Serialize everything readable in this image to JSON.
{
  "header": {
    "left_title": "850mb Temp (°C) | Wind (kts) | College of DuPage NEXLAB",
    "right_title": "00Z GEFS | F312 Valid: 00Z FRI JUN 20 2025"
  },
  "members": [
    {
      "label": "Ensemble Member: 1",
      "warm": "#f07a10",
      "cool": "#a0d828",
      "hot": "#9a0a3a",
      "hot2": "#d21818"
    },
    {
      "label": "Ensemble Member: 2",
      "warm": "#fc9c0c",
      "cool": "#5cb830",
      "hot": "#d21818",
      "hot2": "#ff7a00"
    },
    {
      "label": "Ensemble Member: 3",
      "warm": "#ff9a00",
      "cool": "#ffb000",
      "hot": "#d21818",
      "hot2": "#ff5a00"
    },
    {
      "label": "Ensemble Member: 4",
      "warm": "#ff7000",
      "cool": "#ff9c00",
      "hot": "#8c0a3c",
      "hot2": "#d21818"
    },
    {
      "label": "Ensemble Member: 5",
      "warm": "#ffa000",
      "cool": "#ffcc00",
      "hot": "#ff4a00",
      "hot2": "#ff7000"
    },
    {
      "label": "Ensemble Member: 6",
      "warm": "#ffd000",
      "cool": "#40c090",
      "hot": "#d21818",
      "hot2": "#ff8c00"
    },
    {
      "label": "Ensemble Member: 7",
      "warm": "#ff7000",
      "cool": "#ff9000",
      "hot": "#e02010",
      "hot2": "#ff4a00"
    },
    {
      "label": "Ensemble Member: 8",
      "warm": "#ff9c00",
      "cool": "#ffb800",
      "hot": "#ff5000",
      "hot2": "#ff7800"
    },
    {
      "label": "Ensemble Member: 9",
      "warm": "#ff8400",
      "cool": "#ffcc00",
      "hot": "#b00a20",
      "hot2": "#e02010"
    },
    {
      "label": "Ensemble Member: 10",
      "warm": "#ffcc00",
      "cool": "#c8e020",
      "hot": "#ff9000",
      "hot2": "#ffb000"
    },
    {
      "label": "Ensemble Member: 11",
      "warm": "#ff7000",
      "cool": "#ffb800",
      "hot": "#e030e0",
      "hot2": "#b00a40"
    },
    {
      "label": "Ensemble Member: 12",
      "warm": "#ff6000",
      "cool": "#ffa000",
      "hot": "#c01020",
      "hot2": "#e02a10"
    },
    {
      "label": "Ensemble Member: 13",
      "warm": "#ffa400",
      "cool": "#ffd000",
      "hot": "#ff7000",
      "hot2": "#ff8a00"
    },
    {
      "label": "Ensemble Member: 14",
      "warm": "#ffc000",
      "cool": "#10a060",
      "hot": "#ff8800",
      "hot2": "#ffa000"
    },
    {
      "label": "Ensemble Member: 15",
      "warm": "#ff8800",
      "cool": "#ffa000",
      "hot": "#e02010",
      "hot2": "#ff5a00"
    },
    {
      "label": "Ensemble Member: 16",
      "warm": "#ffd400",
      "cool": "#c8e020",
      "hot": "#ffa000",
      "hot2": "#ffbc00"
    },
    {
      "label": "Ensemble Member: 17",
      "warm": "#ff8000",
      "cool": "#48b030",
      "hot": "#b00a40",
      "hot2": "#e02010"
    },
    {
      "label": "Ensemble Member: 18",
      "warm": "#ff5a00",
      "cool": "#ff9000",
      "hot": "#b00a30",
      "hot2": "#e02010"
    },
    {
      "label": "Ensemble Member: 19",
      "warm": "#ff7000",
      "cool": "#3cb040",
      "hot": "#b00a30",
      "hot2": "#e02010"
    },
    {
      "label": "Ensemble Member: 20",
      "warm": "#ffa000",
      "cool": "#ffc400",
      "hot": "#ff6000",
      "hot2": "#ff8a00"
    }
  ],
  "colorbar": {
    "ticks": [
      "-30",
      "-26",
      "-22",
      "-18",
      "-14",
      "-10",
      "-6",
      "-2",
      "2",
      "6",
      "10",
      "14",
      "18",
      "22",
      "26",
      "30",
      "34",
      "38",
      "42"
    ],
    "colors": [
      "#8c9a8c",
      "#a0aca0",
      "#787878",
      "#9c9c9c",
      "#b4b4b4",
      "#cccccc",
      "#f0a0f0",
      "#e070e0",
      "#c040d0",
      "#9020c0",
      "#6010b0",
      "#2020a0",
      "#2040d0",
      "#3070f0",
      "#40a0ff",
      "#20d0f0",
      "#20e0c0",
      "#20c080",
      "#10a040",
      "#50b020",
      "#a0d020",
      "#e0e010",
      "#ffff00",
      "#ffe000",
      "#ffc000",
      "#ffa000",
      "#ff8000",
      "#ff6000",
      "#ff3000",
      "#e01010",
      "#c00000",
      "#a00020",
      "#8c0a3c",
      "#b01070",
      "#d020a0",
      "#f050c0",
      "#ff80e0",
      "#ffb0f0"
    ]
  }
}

> [GIVEN INSTRUCTION]
Your task is to print all of the records exactly.

> [OUTPUT OF THE EXERCISE]
Serialize everything readable in this image to JSON.
{
  "header": {
    "left_title": "850mb Temp (°C) | Wind (kts) | College of DuPage NEXLAB",
    "right_title": "00Z GEFS | F312 Valid: 00Z FRI JUN 20 2025"
  },
  "members": [
    {
      "label": "Ensemble Member: 1",
      "warm": "#f07a10",
      "cool": "#a0d828",
      "hot": "#9a0a3a",
      "hot2": "#d21818"
    },
    {
      "label": "Ensemble Member: 2",
      "warm": "#fc9c0c",
      "cool": "#5cb830",
      "hot": "#d21818",
      "hot2": "#ff7a00"
    },
    {
      "label": "Ensemble Member: 3",
      "warm": "#ff9a00",
      "cool": "#ffb000",
      "hot": "#d21818",
      "hot2": "#ff5a00"
    },
    {
      "label": "Ensemble Member: 4",
      "warm": "#ff7000",
      "cool": "#ff9c00",
      "hot": "#8c0a3c",
      "hot2": "#d21818"
    },
    {
      "label": "Ensemble Member: 5",
      "warm": "#ffa000",
      "cool": "#ffcc00",
      "hot": "#ff4a00",
      "hot2": "#ff7000"
    },
    {
      "label": "Ensemble Member: 6",
      "warm": "#ffd000",
      "cool": "#40c090",
      "hot": "#d21818",
      "hot2": "#ff8c00"
    },
    {
      "label": "Ensemble Member: 7",
      "warm": "#ff7000",
      "cool": "#ff9000",
      "hot": "#e02010",
      "hot2": "#ff4a00"
    },
    {
      "label": "Ensemble Member: 8",
      "warm": "#ff9c00",
      "cool": "#ffb800",
      "hot": "#ff5000",
      "hot2": "#ff7800"
    },
    {
      "label": "Ensemble Member: 9",
      "warm": "#ff8400",
      "cool": "#ffcc00",
      "hot": "#b00a20",
      "hot2": "#e02010"
    },
    {
      "label": "Ensemble Member: 10",
      "warm": "#ffcc00",
      "cool": "#c8e020",
      "hot": "#ff9000",
      "hot2": "#ffb000"
    },
    {
      "label": "Ensemble Member: 11",
      "warm": "#ff7000",
      "cool": "#ffb800",
      "hot": "#e030e0",
      "hot2": "#b00a40"
    },
    {
      "label": "Ensemble Member: 12",
      "warm": "#ff6000",
      "cool": "#ffa000",
      "hot": "#c01020",
      "hot2": "#e02a10"
    },
    {
      "label": "Ensemble Member: 13",
      "warm": "#ffa400",
      "cool": "#ffd000",
      "hot": "#ff7000",
      "hot2": "#ff8a00"
    },
    {
      "label": "Ensemble Member: 14",
      "warm": "#ffc000",
      "cool": "#10a060",
      "hot": "#ff8800",
      "hot2": "#ffa000"
    },
    {
      "label": "Ensemble Member: 15",
      "warm": "#ff8800",
      "cool": "#ffa000",
      "hot": "#e02010",
      "hot2": "#ff5a00"
    },
    {
      "label": "Ensemble Member: 16",
      "warm": "#ffd400",
      "cool": "#c8e020",
      "hot": "#ffa000",
      "hot2": "#ffbc00"
    },
    {
      "label": "Ensemble Member: 17",
      "warm": "#ff8000",
      "cool": "#48b030",
      "hot": "#b00a40",
      "hot2": "#e02010"
    },
    {
      "label": "Ensemble Member: 18",
      "warm": "#ff5a00",
      "cool": "#ff9000",
      "hot": "#b00a30",
      "hot2": "#e02010"
    },
    {
      "label": "Ensemble Member: 19",
      "warm": "#ff7000",
      "cool": "#3cb040",
      "hot": "#b00a30",
      "hot2": "#e02010"
    },
    {
      "label": "Ensemble Member: 20",
      "warm": "#ffa000",
      "cool": "#ffc400",
      "hot": "#ff6000",
      "hot2": "#ff8a00"
    }
  ],
  "colorbar": {
    "ticks": [
      "-30",
      "-26",
      "-22",
      "-18",
      "-14",
      "-10",
      "-6",
      "-2",
      "2",
      "6",
      "10",
      "14",
      "18",
      "22",
      "26",
      "30",
      "34",
      "38",
      "42"
    ],
    "colors": [
      "#8c9a8c",
      "#a0aca0",
      "#787878",
      "#9c9c9c",
      "#b4b4b4",
      "#cccccc",
      "#f0a0f0",
      "#e070e0",
      "#c040d0",
      "#9020c0",
      "#6010b0",
      "#2020a0",
      "#2040d0",
      "#3070f0",
      "#40a0ff",
      "#20d0f0",
      "#20e0c0",
      "#20c080",
      "#10a040",
      "#50b020",
      "#a0d020",
      "#e0e010",
      "#ffff00",
      "#ffe000",
      "#ffc000",
      "#ffa000",
      "#ff8000",
      "#ff6000",
      "#ff3000",
      "#e01010",
      "#c00000",
      "#a00020",
      "#8c0a3c",
      "#b01070",
      "#d020a0",
      "#f050c0",
      "#ff80e0",
      "#ffb0f0"
    ]
  }
}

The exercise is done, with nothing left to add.